*OBJECTIVE:* Collect the lines of the entries where "value" shows up.

* start ROWS *

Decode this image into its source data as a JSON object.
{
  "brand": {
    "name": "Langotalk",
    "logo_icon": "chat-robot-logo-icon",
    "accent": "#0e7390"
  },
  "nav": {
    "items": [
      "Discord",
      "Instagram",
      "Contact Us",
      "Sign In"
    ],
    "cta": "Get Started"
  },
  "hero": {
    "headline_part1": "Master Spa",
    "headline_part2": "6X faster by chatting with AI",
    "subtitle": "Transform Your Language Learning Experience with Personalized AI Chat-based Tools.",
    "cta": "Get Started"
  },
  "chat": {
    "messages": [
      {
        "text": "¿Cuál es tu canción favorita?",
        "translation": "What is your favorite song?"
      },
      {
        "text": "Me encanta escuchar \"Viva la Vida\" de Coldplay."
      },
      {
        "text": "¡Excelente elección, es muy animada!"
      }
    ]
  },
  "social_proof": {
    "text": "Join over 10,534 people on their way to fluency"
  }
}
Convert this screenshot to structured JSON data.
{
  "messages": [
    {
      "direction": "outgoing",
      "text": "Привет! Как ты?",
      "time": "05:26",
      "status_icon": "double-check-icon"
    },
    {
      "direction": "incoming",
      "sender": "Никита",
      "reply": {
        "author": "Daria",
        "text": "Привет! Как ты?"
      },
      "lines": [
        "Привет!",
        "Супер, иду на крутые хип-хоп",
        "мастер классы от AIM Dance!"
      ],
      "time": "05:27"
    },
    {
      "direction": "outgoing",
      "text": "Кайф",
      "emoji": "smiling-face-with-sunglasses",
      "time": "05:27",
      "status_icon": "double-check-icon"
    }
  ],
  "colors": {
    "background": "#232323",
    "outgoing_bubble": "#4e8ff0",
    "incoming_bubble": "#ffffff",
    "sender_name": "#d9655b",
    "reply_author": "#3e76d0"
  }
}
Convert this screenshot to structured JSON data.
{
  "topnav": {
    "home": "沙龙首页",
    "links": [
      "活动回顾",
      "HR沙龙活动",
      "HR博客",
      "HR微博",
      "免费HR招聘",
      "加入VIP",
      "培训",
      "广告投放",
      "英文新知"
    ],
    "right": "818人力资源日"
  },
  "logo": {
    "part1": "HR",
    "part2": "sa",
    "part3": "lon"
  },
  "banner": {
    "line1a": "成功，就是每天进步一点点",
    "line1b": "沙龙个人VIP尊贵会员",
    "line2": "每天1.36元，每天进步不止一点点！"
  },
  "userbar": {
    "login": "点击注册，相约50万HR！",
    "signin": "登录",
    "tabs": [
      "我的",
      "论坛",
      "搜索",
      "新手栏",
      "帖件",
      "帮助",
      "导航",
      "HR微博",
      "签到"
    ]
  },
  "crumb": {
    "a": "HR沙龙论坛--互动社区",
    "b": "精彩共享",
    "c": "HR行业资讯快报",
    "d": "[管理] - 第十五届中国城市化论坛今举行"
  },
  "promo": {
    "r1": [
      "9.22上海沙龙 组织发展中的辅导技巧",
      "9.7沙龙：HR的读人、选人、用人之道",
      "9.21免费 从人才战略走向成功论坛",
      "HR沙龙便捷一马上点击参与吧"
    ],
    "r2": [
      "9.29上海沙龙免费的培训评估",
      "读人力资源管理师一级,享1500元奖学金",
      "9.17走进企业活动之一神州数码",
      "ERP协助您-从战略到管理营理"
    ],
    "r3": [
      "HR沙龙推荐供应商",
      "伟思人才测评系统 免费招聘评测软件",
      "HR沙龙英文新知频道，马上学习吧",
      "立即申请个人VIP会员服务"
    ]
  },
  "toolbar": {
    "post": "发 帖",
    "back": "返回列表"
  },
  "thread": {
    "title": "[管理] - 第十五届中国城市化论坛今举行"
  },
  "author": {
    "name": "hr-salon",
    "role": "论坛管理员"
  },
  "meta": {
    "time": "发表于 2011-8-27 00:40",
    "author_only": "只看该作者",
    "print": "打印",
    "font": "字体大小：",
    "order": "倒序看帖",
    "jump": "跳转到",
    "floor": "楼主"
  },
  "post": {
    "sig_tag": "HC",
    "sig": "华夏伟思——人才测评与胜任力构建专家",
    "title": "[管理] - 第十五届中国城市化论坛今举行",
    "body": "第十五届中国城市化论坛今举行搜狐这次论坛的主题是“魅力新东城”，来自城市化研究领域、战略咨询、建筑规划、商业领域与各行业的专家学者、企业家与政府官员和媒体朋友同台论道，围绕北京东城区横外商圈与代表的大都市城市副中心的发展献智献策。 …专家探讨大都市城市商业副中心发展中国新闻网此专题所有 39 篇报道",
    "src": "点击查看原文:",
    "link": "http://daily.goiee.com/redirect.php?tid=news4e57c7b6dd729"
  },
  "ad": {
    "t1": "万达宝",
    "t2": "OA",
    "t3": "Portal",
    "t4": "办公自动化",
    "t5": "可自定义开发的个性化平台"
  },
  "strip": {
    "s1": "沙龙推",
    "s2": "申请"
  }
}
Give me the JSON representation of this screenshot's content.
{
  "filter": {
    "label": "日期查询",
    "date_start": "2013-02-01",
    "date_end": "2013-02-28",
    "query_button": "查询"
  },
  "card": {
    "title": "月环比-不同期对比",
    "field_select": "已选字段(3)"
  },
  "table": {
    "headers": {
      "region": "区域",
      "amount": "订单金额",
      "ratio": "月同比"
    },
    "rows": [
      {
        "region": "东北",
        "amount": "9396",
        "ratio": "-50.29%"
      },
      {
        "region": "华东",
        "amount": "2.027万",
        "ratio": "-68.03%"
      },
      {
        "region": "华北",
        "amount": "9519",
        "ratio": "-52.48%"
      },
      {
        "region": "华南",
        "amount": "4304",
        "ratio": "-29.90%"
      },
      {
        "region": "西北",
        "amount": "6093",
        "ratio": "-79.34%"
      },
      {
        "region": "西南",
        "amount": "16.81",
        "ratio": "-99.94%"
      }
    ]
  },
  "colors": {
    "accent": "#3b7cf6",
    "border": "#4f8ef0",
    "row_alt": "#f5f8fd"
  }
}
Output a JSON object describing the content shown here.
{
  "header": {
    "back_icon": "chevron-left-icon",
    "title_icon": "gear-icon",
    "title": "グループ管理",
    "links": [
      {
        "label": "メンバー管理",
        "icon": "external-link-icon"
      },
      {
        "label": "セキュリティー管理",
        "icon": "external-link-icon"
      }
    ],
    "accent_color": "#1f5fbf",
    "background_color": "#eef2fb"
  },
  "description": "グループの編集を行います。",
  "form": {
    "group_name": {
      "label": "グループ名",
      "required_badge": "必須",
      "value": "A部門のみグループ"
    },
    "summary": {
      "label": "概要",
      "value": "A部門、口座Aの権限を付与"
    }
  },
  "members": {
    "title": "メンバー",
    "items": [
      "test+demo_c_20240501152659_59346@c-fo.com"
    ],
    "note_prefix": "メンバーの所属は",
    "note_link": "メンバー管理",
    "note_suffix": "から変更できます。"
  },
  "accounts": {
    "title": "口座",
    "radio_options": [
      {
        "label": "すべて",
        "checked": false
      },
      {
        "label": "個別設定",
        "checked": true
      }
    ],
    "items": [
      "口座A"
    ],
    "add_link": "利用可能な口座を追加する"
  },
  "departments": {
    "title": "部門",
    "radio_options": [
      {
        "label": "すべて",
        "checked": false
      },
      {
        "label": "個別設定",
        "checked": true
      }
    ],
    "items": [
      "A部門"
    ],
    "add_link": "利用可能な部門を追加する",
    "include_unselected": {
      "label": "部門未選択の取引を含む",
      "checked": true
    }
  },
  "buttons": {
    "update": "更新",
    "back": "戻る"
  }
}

* end ROWS *

*COMPLETED TASK:*
      "value": "A部門のみグループ"
      "value": "A部門、口座Aの権限を付与"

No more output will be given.